Identify all lines in the data containing the string "type". Copy them out.
+++
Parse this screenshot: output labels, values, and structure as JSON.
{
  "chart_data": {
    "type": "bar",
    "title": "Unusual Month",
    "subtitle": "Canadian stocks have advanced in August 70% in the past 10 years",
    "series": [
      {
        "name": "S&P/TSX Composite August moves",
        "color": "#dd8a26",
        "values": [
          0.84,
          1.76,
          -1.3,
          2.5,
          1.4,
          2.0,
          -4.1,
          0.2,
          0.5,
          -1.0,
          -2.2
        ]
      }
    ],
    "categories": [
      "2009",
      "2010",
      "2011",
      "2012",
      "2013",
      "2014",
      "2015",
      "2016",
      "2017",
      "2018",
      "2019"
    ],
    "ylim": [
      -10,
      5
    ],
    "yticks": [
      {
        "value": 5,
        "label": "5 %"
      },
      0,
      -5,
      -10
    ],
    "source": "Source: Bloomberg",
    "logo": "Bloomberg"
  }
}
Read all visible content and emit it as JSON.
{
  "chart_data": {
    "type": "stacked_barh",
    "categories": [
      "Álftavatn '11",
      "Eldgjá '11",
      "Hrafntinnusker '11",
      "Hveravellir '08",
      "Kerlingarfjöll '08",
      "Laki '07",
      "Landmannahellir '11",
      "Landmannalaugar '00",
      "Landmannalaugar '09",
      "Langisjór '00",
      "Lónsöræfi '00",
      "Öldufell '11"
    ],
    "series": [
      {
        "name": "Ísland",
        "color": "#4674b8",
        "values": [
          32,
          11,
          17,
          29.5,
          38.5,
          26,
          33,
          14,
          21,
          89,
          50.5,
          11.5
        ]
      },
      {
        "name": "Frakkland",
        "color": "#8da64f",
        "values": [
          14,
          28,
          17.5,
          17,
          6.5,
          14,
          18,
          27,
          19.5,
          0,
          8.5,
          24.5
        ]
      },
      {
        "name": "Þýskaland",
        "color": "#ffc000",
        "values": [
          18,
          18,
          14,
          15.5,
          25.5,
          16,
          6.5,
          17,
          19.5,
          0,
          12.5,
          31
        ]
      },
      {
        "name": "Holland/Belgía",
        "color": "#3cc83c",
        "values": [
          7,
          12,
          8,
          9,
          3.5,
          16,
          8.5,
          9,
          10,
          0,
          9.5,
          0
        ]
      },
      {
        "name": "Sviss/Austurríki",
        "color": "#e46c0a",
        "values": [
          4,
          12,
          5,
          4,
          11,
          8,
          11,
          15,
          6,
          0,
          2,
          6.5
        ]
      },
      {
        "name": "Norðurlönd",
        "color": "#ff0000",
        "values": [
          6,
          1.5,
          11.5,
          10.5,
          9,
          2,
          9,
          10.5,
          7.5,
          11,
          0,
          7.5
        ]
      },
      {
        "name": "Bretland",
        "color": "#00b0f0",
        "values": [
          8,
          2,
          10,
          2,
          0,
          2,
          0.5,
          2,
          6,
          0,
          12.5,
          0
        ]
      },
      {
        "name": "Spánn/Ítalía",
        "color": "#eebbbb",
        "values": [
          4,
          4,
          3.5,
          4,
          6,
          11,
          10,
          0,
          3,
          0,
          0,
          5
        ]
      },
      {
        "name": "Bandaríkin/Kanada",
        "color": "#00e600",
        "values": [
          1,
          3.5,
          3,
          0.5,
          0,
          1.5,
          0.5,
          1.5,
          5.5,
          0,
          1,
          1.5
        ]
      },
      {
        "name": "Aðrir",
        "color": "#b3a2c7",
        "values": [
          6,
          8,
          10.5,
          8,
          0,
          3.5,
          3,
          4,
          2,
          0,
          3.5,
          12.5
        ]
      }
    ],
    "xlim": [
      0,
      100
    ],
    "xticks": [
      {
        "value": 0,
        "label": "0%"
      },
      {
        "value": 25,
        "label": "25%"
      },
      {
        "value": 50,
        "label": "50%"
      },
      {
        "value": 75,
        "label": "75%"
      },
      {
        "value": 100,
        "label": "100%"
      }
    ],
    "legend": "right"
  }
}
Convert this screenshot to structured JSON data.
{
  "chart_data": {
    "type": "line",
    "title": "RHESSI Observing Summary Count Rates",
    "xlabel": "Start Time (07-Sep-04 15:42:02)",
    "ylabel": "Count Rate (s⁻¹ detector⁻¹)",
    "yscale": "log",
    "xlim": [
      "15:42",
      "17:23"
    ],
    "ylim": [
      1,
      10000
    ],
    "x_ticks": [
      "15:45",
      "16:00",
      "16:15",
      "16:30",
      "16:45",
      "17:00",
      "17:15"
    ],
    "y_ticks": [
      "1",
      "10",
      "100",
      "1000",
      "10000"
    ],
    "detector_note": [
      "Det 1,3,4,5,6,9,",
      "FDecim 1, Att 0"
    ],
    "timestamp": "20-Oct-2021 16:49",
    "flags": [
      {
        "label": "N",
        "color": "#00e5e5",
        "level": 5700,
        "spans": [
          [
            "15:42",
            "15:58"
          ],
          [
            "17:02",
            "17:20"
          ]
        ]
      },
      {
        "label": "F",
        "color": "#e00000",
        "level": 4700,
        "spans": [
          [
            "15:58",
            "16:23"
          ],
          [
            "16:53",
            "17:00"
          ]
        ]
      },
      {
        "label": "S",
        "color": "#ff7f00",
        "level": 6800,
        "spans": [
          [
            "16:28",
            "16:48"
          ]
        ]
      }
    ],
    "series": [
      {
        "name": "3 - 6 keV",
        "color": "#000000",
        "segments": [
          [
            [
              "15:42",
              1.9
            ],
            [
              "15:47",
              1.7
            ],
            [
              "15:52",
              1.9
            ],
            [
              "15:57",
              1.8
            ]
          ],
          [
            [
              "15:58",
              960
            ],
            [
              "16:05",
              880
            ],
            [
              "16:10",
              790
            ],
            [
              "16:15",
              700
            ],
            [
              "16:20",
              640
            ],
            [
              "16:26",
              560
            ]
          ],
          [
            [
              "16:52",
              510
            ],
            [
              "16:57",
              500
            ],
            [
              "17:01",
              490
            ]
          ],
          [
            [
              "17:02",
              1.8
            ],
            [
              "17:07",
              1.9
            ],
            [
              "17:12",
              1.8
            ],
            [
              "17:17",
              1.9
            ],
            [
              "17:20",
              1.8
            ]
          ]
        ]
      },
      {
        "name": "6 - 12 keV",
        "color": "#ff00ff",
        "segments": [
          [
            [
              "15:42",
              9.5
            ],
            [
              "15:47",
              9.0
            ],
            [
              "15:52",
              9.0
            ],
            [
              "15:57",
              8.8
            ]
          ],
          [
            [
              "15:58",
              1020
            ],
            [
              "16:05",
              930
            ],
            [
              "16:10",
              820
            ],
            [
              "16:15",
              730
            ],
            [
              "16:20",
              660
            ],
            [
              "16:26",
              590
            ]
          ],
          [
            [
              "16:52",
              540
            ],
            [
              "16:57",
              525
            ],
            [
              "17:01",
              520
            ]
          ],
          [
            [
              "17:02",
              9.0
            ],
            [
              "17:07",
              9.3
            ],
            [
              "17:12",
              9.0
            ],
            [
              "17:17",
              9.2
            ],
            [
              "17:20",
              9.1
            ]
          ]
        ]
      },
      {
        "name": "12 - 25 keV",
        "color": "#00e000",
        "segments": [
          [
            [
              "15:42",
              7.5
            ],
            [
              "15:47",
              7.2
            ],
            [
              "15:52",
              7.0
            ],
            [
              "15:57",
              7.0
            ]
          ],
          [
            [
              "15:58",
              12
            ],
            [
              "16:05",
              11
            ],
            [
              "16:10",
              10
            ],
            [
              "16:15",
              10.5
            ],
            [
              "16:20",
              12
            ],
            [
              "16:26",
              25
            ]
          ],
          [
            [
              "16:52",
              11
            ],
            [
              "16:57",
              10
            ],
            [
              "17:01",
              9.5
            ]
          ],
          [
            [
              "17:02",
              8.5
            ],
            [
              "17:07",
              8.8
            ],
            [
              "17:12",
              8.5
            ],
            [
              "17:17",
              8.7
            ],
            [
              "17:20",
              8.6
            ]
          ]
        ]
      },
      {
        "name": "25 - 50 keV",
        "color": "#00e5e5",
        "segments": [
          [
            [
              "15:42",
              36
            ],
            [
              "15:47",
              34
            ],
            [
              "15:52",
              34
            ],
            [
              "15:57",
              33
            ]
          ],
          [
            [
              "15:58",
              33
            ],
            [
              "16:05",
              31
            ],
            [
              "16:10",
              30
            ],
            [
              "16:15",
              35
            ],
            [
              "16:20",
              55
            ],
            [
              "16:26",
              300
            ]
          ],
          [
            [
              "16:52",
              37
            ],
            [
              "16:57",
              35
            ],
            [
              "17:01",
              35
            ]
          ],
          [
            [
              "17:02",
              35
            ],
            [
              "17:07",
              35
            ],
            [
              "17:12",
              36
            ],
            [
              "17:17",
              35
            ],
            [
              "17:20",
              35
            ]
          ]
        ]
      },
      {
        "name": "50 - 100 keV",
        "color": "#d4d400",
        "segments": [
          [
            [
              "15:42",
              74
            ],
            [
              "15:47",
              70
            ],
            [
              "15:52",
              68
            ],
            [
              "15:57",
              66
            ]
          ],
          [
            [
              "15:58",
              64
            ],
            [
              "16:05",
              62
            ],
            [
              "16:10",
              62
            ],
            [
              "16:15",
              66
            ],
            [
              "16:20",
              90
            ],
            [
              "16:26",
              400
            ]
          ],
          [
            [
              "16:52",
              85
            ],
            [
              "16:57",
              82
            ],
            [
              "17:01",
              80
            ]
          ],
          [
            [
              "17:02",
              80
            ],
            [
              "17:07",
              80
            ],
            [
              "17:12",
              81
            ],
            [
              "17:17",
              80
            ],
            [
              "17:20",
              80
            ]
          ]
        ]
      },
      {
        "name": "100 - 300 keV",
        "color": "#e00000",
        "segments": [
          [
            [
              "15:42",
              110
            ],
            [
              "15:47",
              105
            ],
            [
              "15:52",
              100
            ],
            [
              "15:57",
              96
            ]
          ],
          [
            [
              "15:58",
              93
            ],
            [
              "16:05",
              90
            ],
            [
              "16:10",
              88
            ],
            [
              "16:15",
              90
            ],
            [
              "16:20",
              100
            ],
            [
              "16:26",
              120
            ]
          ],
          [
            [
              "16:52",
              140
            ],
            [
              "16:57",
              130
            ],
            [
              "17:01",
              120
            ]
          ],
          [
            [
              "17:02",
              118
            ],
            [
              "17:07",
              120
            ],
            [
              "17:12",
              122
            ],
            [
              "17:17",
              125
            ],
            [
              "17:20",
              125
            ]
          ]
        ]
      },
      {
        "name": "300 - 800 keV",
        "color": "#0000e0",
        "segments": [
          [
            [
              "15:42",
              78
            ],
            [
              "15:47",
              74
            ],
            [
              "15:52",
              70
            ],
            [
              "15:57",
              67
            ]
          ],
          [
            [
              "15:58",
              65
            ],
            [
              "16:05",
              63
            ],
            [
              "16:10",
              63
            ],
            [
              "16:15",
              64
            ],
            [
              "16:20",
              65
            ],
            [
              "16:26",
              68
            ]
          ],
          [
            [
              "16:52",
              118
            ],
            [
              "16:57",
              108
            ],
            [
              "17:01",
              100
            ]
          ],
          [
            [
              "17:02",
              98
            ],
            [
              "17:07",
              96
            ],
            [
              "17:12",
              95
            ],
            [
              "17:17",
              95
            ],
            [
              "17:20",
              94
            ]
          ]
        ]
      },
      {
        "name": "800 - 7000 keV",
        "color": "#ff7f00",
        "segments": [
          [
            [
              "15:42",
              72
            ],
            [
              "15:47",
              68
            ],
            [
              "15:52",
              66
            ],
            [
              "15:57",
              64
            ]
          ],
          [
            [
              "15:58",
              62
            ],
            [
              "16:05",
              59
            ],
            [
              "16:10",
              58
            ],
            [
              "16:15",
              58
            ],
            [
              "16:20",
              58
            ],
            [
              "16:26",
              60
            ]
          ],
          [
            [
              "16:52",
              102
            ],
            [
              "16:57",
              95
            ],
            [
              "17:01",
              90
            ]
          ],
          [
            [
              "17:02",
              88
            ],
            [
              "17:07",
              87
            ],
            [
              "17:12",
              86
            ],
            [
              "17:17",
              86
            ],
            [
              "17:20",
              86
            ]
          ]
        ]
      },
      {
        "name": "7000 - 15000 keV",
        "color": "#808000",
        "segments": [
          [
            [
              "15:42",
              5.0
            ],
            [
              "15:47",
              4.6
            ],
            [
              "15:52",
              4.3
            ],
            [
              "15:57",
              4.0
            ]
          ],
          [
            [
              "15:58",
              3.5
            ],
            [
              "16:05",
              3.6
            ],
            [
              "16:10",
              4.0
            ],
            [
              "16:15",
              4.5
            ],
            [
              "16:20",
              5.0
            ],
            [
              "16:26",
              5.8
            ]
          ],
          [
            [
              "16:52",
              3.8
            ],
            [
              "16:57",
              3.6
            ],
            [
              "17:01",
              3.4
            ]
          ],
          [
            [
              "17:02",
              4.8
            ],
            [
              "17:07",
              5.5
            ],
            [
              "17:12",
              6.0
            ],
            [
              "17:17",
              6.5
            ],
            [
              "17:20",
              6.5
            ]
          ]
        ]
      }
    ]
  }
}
+++
# SOLUTION TO THE EXERCISE:
    "type": "bar",
    "type": "stacked_barh",
    "type": "line",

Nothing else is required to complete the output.